■ **Text shown**:
The Environmental Protection Agency suggests 29 items you should have if you’re working on a lead-safe project — for set up, minimizing dust, worker protection, and clean work area maintenance. (For specifics see page 35 in “Steps to Renovation, Repair, and Painting,” here.)
While the materials can be bought à la carte, several companies offer ready-stocked kits. We compare the contents of four:
- Lead Pro Tools kit, $149.99
- RRP Compliance “Certified Renovator Bucket, ” $210.75
- Builders’ Site Protection five-person kit, $299 (single-person kit also available)
- Nikro Industries five-person kit (includes 10-gallon HEPA vac), $820
Kits are a convenient, easy way to get familiar with different products. But, ultimately, you need to decide which products you specifically require. Exercise due diligence. As Shawn McCadden, REMODELING columnist and a leading expert on the EPA’s Renovation, Repair and Painting (RRP) rule and a National Center for Healthy Housing Accredited EPA RRP instructor, says, many of the EPA-accepted items are not accepted by OSHA. (See more RRP info on the RRPedia page of McCadden’s website.)
Click here to download the lead test kit comparison chart.
—Stacey Freed, senior editor, REMODELING.
Disposable shoe covers
Coveralls: Should be breathable and disposable so you don’t take particulates to another job. Tyvek, Lakeland Micromax, and Kimberly Clark Kleenguard offer heavy-duty impermeable fabric coveralls. The RRP training manual says coveralls can be reused if vacuum cleaned and stored in a plastic bag overnight; OSHA doesn’t allow this practice.
Caution tape comes in various thicknesses and lengths, which affects cost.
Filters: (purple in this example) are sold separately. While a respirator headset is reusable (after it’s been wiped down), if you’re following the rules to the letter you’d have to remove and dispose of the filters after each job.
Lead-check swabs: These swabs are referred to as “lead test kits” by the EPA, which recognizes, but doesn’t approve, these three: Hybrivet System LeadCheck test kit (swabs); D-Lead Paint Test Kit (system with several components); State of Massachusetts lead test kit (only for use by licensed lead testing professionals in that state.)

[Bounding box prediction data]
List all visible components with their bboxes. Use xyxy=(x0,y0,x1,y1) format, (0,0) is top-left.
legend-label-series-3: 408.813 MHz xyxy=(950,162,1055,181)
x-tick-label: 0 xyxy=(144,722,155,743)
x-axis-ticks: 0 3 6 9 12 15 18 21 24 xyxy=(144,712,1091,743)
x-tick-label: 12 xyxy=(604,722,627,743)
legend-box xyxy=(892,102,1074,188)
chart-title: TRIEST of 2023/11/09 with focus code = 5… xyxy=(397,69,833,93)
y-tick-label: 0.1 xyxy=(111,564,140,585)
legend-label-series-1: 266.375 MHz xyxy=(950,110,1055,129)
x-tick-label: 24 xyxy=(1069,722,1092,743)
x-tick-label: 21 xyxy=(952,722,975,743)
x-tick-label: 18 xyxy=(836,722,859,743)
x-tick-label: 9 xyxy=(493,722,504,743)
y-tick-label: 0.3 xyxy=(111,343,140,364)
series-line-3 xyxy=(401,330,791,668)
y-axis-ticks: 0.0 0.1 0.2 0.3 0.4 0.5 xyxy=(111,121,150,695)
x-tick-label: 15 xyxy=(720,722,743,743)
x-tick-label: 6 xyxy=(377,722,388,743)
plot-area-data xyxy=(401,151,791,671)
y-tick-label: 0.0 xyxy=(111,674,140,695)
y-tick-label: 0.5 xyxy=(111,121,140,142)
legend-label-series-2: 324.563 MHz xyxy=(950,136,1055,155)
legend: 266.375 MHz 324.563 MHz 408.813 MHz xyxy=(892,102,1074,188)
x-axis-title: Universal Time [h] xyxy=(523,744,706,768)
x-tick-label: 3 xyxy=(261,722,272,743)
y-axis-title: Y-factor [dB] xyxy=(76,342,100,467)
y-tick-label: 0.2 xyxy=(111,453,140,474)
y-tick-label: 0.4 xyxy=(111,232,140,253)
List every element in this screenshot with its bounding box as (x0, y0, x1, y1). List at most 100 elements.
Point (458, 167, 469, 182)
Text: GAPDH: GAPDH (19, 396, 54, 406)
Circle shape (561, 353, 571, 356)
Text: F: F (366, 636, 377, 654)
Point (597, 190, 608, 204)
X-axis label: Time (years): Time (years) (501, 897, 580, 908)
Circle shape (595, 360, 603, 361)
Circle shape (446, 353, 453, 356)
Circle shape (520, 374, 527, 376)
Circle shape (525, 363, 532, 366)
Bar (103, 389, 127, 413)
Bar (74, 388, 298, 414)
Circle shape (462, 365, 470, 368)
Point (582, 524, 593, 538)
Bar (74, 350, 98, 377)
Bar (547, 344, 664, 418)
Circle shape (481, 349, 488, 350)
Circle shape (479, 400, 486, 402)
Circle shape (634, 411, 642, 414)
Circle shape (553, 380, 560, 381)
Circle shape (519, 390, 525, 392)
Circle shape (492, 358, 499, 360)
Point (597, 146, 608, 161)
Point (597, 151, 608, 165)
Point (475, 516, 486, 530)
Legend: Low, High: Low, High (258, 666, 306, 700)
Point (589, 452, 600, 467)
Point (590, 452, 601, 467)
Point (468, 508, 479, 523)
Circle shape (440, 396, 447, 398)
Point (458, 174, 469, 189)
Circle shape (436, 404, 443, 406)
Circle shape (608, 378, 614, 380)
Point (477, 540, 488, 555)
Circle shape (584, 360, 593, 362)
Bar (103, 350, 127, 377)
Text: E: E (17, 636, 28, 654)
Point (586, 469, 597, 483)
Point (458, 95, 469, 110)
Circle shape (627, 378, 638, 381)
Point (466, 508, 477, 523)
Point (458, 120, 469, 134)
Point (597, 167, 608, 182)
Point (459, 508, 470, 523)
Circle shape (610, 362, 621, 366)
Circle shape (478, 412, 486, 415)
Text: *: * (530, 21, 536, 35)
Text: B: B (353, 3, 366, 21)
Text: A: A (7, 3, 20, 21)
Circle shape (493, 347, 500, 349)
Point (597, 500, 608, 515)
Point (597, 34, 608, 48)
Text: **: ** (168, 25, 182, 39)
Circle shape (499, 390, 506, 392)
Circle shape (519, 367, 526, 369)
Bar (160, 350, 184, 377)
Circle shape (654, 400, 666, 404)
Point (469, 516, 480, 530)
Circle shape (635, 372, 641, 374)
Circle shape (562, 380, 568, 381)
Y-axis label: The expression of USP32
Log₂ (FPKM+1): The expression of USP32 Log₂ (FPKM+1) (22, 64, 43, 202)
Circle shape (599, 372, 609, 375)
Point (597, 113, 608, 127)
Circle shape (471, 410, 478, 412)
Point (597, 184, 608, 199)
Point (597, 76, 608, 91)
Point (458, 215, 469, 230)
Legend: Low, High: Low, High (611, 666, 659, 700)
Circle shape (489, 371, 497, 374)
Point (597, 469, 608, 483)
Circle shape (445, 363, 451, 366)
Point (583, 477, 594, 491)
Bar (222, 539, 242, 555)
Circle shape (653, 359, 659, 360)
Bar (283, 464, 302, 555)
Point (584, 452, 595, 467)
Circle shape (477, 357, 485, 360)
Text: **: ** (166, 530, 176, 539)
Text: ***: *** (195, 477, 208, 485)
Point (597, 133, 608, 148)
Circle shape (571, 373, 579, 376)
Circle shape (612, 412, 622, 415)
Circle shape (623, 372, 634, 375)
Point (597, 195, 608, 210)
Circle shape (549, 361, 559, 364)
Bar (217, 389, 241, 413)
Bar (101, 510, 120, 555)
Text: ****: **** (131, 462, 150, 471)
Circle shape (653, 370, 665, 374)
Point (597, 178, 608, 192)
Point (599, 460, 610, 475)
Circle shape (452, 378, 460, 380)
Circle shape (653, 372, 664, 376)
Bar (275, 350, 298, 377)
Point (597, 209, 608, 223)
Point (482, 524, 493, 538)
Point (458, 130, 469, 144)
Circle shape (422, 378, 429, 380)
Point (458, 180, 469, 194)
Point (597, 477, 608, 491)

■ **Exercise brief**: Please say whether each statement agrees with the lead-safe kit text, answering yes or no and quoting the deciding words: (a) The Nikro Industries kit comes with a HEPA vac. (b) OSHA permits coveralls to be reused after they are vacuum cleaned. (c) The EPA approves the Hybrivet System LeadCheck test kit. You can set the data aside; it plays no part here.

■ **Exercise solution**:
(a) Yes: "Nikro Industries five-person kit (includes 10-gallon HEPA vac), $820"
(b) No: "OSHA doesn’t allow this practice."
(c) No: "which recognizes, but doesn’t approve, these three"